+++ Records for the exercise

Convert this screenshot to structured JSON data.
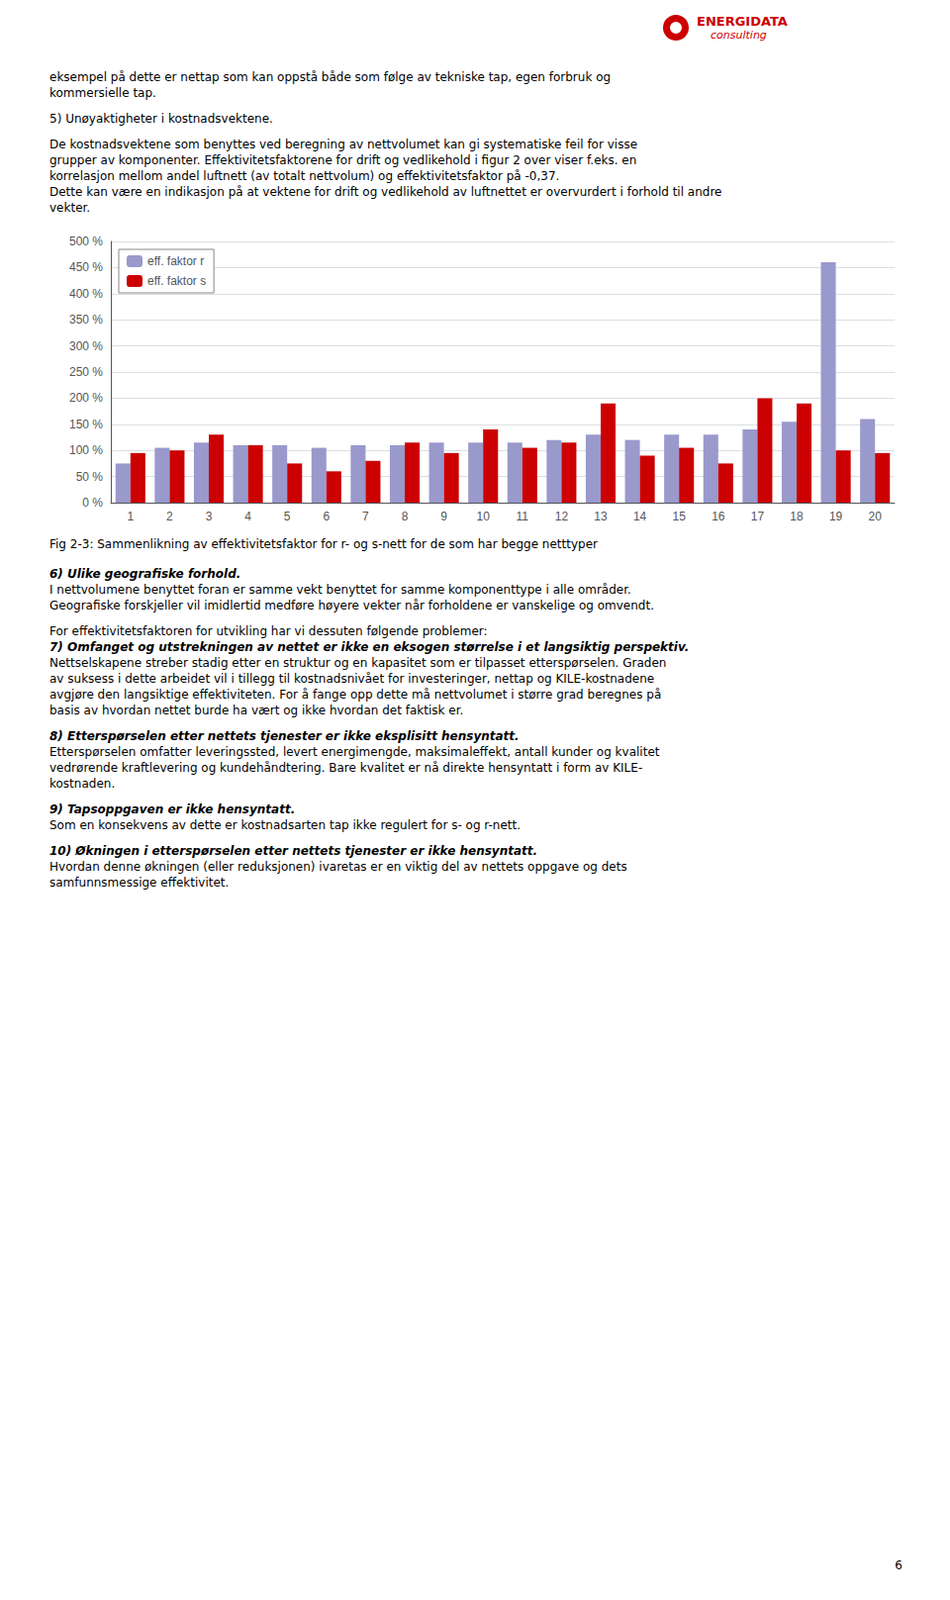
{
  "chart_data": {
    "type": "bar",
    "categories": [
      1,
      2,
      3,
      4,
      5,
      6,
      7,
      8,
      9,
      10,
      11,
      12,
      13,
      14,
      15,
      16,
      17,
      18,
      19,
      20
    ],
    "series": [
      {
        "name": "eff. faktor r",
        "color": "#9999cc",
        "values": [
          75,
          105,
          115,
          110,
          110,
          105,
          110,
          110,
          115,
          115,
          115,
          120,
          130,
          120,
          130,
          130,
          140,
          155,
          460,
          160
        ]
      },
      {
        "name": "eff. faktor s",
        "color": "#cc0000",
        "values": [
          95,
          100,
          130,
          110,
          75,
          60,
          80,
          115,
          95,
          140,
          105,
          115,
          190,
          90,
          105,
          75,
          200,
          190,
          100,
          95
        ]
      }
    ],
    "ylim": [
      0,
      500
    ],
    "yticks": [
      {
        "value": 0,
        "label": "0 %"
      },
      {
        "value": 50,
        "label": "50 %"
      },
      {
        "value": 100,
        "label": "100 %"
      },
      {
        "value": 150,
        "label": "150 %"
      },
      {
        "value": 200,
        "label": "200 %"
      },
      {
        "value": 250,
        "label": "250 %"
      },
      {
        "value": 300,
        "label": "300 %"
      },
      {
        "value": 350,
        "label": "350 %"
      },
      {
        "value": 400,
        "label": "400 %"
      },
      {
        "value": 450,
        "label": "450 %"
      },
      {
        "value": 500,
        "label": "500 %"
      }
    ],
    "grid": true,
    "legend": "upper left"
  },
  "logo": [
    "ENERGIDATA",
    "consulting"
  ],
  "text_before": [
    {
      "lines": [
        "eksempel på dette er nettap som kan oppstå både som følge av tekniske tap, egen forbruk og",
        "kommersielle tap."
      ]
    },
    {
      "lines": [
        "5) Unøyaktigheter i kostnadsvektene."
      ]
    },
    {
      "lines": [
        "De kostnadsvektene som benyttes ved beregning av nettvolumet kan gi systematiske feil for visse",
        "grupper av komponenter. Effektivitetsfaktorene for drift og vedlikehold i figur 2 over viser f.eks. en",
        "korrelasjon mellom andel luftnett (av totalt nettvolum) og effektivitetsfaktor på -0,37.",
        "Dette kan være en indikasjon på at vektene for drift og vedlikehold av luftnettet er overvurdert i forhold til andre",
        "vekter."
      ]
    }
  ],
  "caption": "Fig 2-3: Sammenlikning av effektivitetsfaktor for r- og s-nett for de som har begge netttyper",
  "text_after": [
    {
      "heading": "6) Ulike geografiske forhold.",
      "lines": [
        "I nettvolumene benyttet foran er samme vekt benyttet for samme komponenttype i alle områder.",
        "Geografiske forskjeller vil imidlertid medføre høyere vekter når forholdene er vanskelige og omvendt."
      ]
    },
    {
      "lines": [
        "For effektivitetsfaktoren for utvikling har vi dessuten følgende problemer:"
      ],
      "heading_after": "7) Omfanget og utstrekningen av nettet er ikke en eksogen størrelse i et langsiktig perspektiv.",
      "lines_after": [
        "Nettselskapene streber stadig etter en struktur og en kapasitet som er tilpasset etterspørselen. Graden",
        "av suksess i dette arbeidet vil i tillegg til kostnadsnivået for investeringer, nettap og KILE-kostnadene",
        "avgjøre den langsiktige effektiviteten. For å fange opp dette må nettvolumet i større grad beregnes på",
        "basis av hvordan nettet burde ha vært og ikke hvordan det faktisk er."
      ]
    },
    {
      "heading": "8) Etterspørselen etter nettets tjenester er ikke eksplisitt hensyntatt.",
      "lines": [
        "Etterspørselen omfatter leveringssted, levert energimengde, maksimaleffekt, antall kunder og kvalitet",
        "vedrørende kraftlevering og kundehåndtering. Bare kvalitet er nå direkte hensyntatt i form av KILE-",
        "kostnaden."
      ]
    },
    {
      "heading": "9) Tapsoppgaven er ikke hensyntatt.",
      "lines": [
        "Som en konsekvens av dette er kostnadsarten tap ikke regulert for s- og r-nett."
      ]
    },
    {
      "heading": "10) Økningen i etterspørselen etter nettets tjenester er ikke hensyntatt.",
      "lines": [
        "Hvordan denne økningen (eller reduksjonen) ivaretas er en viktig del av nettets oppgave og dets",
        "samfunnsmessige effektivitet."
      ]
    }
  ],
  "page_number": "6"
}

++++++

Transcribe every entry word for word, but skip the pictures.

◆ **Task response**
Convert this screenshot to structured JSON data.
{
  "chart_data": {
    "type": "bar",
    "categories": [
      1,
      2,
      3,
      4,
      5,
      6,
      7,
      8,
      9,
      10,
      11,
      12,
      13,
      14,
      15,
      16,
      17,
      18,
      19,
      20
    ],
    "series": [
      {
        "name": "eff. faktor r",
        "color": "#9999cc",
        "values": [
          75,
          105,
          115,
          110,
          110,
          105,
          110,
          110,
          115,
          115,
          115,
          120,
          130,
          120,
          130,
          130,
          140,
          155,
          460,
          160
        ]
      },
      {
        "name": "eff. faktor s",
        "color": "#cc0000",
        "values": [
          95,
          100,
          130,
          110,
          75,
          60,
          80,
          115,
          95,
          140,
          105,
          115,
          190,
          90,
          105,
          75,
          200,
          190,
          100,
          95
        ]
      }
    ],
    "ylim": [
      0,
      500
    ],
    "yticks": [
      {
        "value": 0,
        "label": "0 %"
      },
      {
        "value": 50,
        "label": "50 %"
      },
      {
        "value": 100,
        "label": "100 %"
      },
      {
        "value": 150,
        "label": "150 %"
      },
      {
        "value": 200,
        "label": "200 %"
      },
      {
        "value": 250,
        "label": "250 %"
      },
      {
        "value": 300,
        "label": "300 %"
      },
      {
        "value": 350,
        "label": "350 %"
      },
      {
        "value": 400,
        "label": "400 %"
      },
      {
        "value": 450,
        "label": "450 %"
      },
      {
        "value": 500,
        "label": "500 %"
      }
    ],
    "grid": true,
    "legend": "upper left"
  },
  "logo": [
    "ENERGIDATA",
    "consulting"
  ],
  "text_before": [
    {
      "lines": [
        "eksempel på dette er nettap som kan oppstå både som følge av tekniske tap, egen forbruk og",
        "kommersielle tap."
      ]
    },
    {
      "lines": [
        "5) Unøyaktigheter i kostnadsvektene."
      ]
    },
    {
      "lines": [
        "De kostnadsvektene som benyttes ved beregning av nettvolumet kan gi systematiske feil for visse",
        "grupper av komponenter. Effektivitetsfaktorene for drift og vedlikehold i figur 2 over viser f.eks. en",
        "korrelasjon mellom andel luftnett (av totalt nettvolum) og effektivitetsfaktor på -0,37.",
        "Dette kan være en indikasjon på at vektene for drift og vedlikehold av luftnettet er overvurdert i forhold til andre",
        "vekter."
      ]
    }
  ],
  "caption": "Fig 2-3: Sammenlikning av effektivitetsfaktor for r- og s-nett for de som har begge netttyper",
  "text_after": [
    {
      "heading": "6) Ulike geografiske forhold.",
      "lines": [
        "I nettvolumene benyttet foran er samme vekt benyttet for samme komponenttype i alle områder.",
        "Geografiske forskjeller vil imidlertid medføre høyere vekter når forholdene er vanskelige og omvendt."
      ]
    },
    {
      "lines": [
        "For effektivitetsfaktoren for utvikling har vi dessuten følgende problemer:"
      ],
      "heading_after": "7) Omfanget og utstrekningen av nettet er ikke en eksogen størrelse i et langsiktig perspektiv.",
      "lines_after": [
        "Nettselskapene streber stadig etter en struktur og en kapasitet som er tilpasset etterspørselen. Graden",
        "av suksess i dette arbeidet vil i tillegg til kostnadsnivået for investeringer, nettap og KILE-kostnadene",
        "avgjøre den langsiktige effektiviteten. For å fange opp dette må nettvolumet i større grad beregnes på",
        "basis av hvordan nettet burde ha vært og ikke hvordan det faktisk er."
      ]
    },
    {
      "heading": "8) Etterspørselen etter nettets tjenester er ikke eksplisitt hensyntatt.",
      "lines": [
        "Etterspørselen omfatter leveringssted, levert energimengde, maksimaleffekt, antall kunder og kvalitet",
        "vedrørende kraftlevering og kundehåndtering. Bare kvalitet er nå direkte hensyntatt i form av KILE-",
        "kostnaden."
      ]
    },
    {
      "heading": "9) Tapsoppgaven er ikke hensyntatt.",
      "lines": [
        "Som en konsekvens av dette er kostnadsarten tap ikke regulert for s- og r-nett."
      ]
    },
    {
      "heading": "10) Økningen i etterspørselen etter nettets tjenester er ikke hensyntatt.",
      "lines": [
        "Hvordan denne økningen (eller reduksjonen) ivaretas er en viktig del av nettets oppgave og dets",
        "samfunnsmessige effektivitet."
      ]
    }
  ],
  "page_number": "6"
}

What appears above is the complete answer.